TASK OBJECTIVE: Without including any pictures, copy each entry below exactly.

RECORDS SHOWN:
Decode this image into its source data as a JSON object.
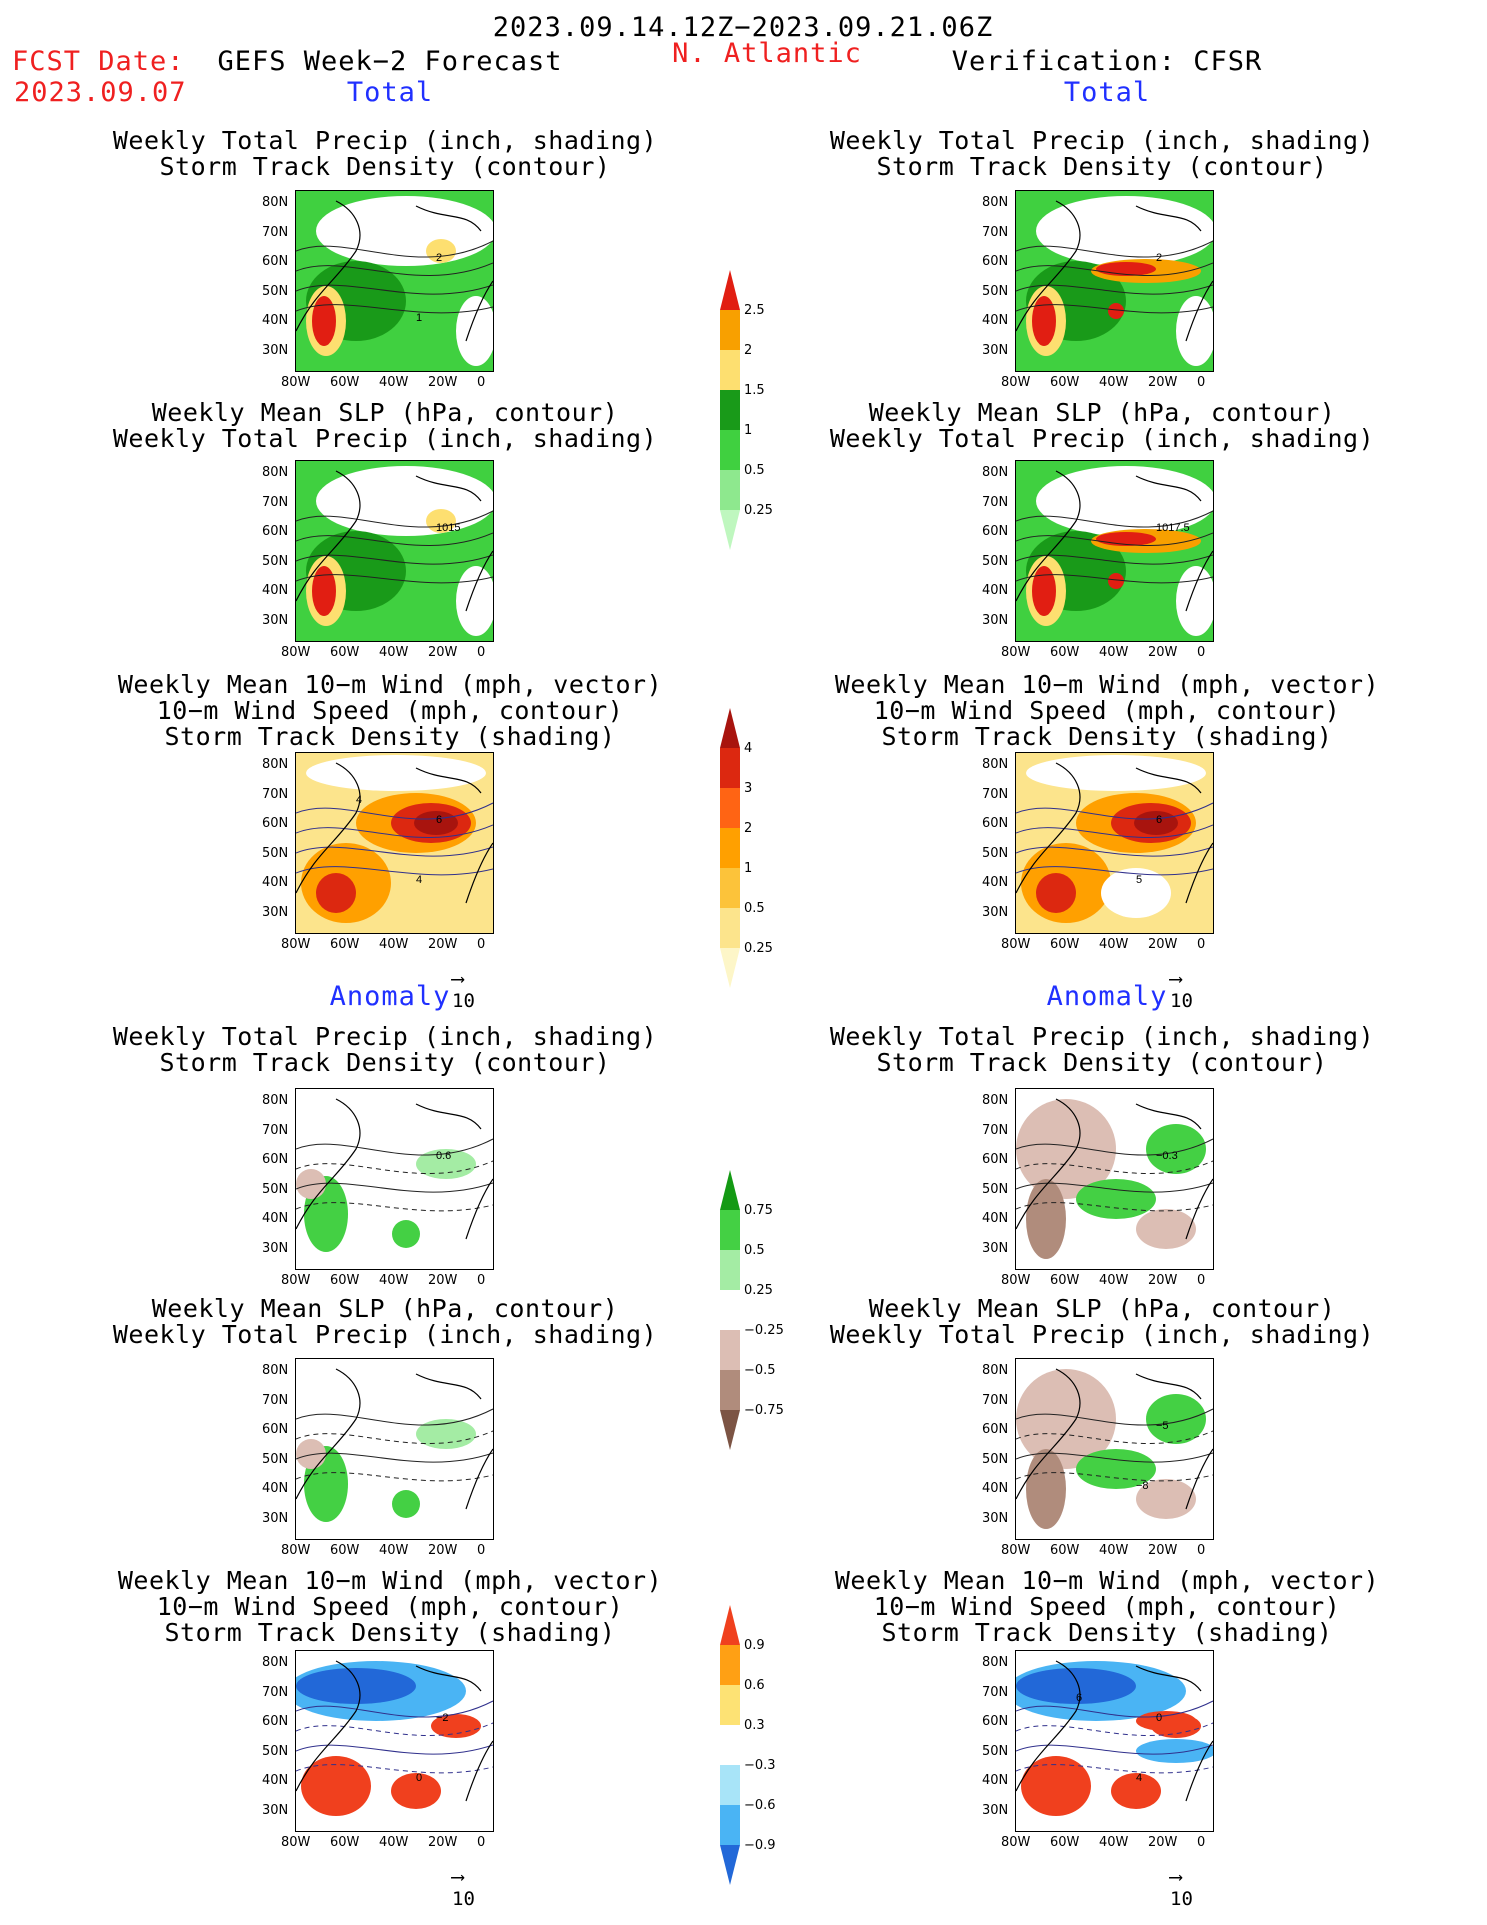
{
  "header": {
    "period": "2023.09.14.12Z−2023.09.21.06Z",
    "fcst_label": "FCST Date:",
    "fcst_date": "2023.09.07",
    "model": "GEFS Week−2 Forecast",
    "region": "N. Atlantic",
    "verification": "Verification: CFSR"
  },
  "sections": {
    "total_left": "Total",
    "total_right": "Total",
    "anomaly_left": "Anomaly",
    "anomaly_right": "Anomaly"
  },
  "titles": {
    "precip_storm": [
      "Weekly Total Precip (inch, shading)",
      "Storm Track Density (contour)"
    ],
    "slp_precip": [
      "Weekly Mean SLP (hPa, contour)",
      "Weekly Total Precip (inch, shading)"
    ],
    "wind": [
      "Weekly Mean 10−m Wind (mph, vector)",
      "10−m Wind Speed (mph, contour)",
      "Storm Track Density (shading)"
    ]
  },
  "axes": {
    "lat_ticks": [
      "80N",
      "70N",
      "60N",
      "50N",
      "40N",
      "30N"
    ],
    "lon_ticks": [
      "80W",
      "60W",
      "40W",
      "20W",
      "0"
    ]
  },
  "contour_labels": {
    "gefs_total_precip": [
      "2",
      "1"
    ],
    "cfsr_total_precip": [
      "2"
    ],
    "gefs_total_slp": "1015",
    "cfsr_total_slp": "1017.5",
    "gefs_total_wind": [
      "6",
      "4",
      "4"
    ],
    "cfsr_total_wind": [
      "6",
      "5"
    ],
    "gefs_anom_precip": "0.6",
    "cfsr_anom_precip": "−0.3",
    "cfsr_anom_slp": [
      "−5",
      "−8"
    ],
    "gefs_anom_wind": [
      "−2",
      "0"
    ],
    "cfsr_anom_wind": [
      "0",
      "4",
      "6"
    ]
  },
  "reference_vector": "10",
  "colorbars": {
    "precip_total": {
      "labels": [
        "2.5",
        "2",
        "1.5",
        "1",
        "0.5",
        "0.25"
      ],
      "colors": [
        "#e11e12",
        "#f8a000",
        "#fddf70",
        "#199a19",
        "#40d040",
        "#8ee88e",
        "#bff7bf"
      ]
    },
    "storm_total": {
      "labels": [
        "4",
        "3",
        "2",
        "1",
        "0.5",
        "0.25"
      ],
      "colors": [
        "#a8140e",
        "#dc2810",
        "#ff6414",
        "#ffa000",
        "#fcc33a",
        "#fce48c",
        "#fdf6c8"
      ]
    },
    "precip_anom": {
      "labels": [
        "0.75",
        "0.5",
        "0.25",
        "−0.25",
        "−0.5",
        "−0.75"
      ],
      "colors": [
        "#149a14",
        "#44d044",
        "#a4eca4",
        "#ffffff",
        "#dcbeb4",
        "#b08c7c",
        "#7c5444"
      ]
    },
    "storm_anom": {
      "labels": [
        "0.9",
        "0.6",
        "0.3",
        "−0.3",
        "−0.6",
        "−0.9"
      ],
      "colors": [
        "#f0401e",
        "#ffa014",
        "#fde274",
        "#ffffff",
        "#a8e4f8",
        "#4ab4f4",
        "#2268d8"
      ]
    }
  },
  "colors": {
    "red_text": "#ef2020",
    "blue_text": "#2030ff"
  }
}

ANSWER TO THE PROBLEM:
Decode this image into its source data as a JSON object.
{
  "header": {
    "period": "2023.09.14.12Z−2023.09.21.06Z",
    "fcst_label": "FCST Date:",
    "fcst_date": "2023.09.07",
    "model": "GEFS Week−2 Forecast",
    "region": "N. Atlantic",
    "verification": "Verification: CFSR"
  },
  "sections": {
    "total_left": "Total",
    "total_right": "Total",
    "anomaly_left": "Anomaly",
    "anomaly_right": "Anomaly"
  },
  "titles": {
    "precip_storm": [
      "Weekly Total Precip (inch, shading)",
      "Storm Track Density (contour)"
    ],
    "slp_precip": [
      "Weekly Mean SLP (hPa, contour)",
      "Weekly Total Precip (inch, shading)"
    ],
    "wind": [
      "Weekly Mean 10−m Wind (mph, vector)",
      "10−m Wind Speed (mph, contour)",
      "Storm Track Density (shading)"
    ]
  },
  "axes": {
    "lat_ticks": [
      "80N",
      "70N",
      "60N",
      "50N",
      "40N",
      "30N"
    ],
    "lon_ticks": [
      "80W",
      "60W",
      "40W",
      "20W",
      "0"
    ]
  },
  "contour_labels": {
    "gefs_total_precip": [
      "2",
      "1"
    ],
    "cfsr_total_precip": [
      "2"
    ],
    "gefs_total_slp": "1015",
    "cfsr_total_slp": "1017.5",
    "gefs_total_wind": [
      "6",
      "4",
      "4"
    ],
    "cfsr_total_wind": [
      "6",
      "5"
    ],
    "gefs_anom_precip": "0.6",
    "cfsr_anom_precip": "−0.3",
    "cfsr_anom_slp": [
      "−5",
      "−8"
    ],
    "gefs_anom_wind": [
      "−2",
      "0"
    ],
    "cfsr_anom_wind": [
      "0",
      "4",
      "6"
    ]
  },
  "reference_vector": "10",
  "colorbars": {
    "precip_total": {
      "labels": [
        "2.5",
        "2",
        "1.5",
        "1",
        "0.5",
        "0.25"
      ],
      "colors": [
        "#e11e12",
        "#f8a000",
        "#fddf70",
        "#199a19",
        "#40d040",
        "#8ee88e",
        "#bff7bf"
      ]
    },
    "storm_total": {
      "labels": [
        "4",
        "3",
        "2",
        "1",
        "0.5",
        "0.25"
      ],
      "colors": [
        "#a8140e",
        "#dc2810",
        "#ff6414",
        "#ffa000",
        "#fcc33a",
        "#fce48c",
        "#fdf6c8"
      ]
    },
    "precip_anom": {
      "labels": [
        "0.75",
        "0.5",
        "0.25",
        "−0.25",
        "−0.5",
        "−0.75"
      ],
      "colors": [
        "#149a14",
        "#44d044",
        "#a4eca4",
        "#ffffff",
        "#dcbeb4",
        "#b08c7c",
        "#7c5444"
      ]
    },
    "storm_anom": {
      "labels": [
        "0.9",
        "0.6",
        "0.3",
        "−0.3",
        "−0.6",
        "−0.9"
      ],
      "colors": [
        "#f0401e",
        "#ffa014",
        "#fde274",
        "#ffffff",
        "#a8e4f8",
        "#4ab4f4",
        "#2268d8"
      ]
    }
  },
  "colors": {
    "red_text": "#ef2020",
    "blue_text": "#2030ff"
  }
}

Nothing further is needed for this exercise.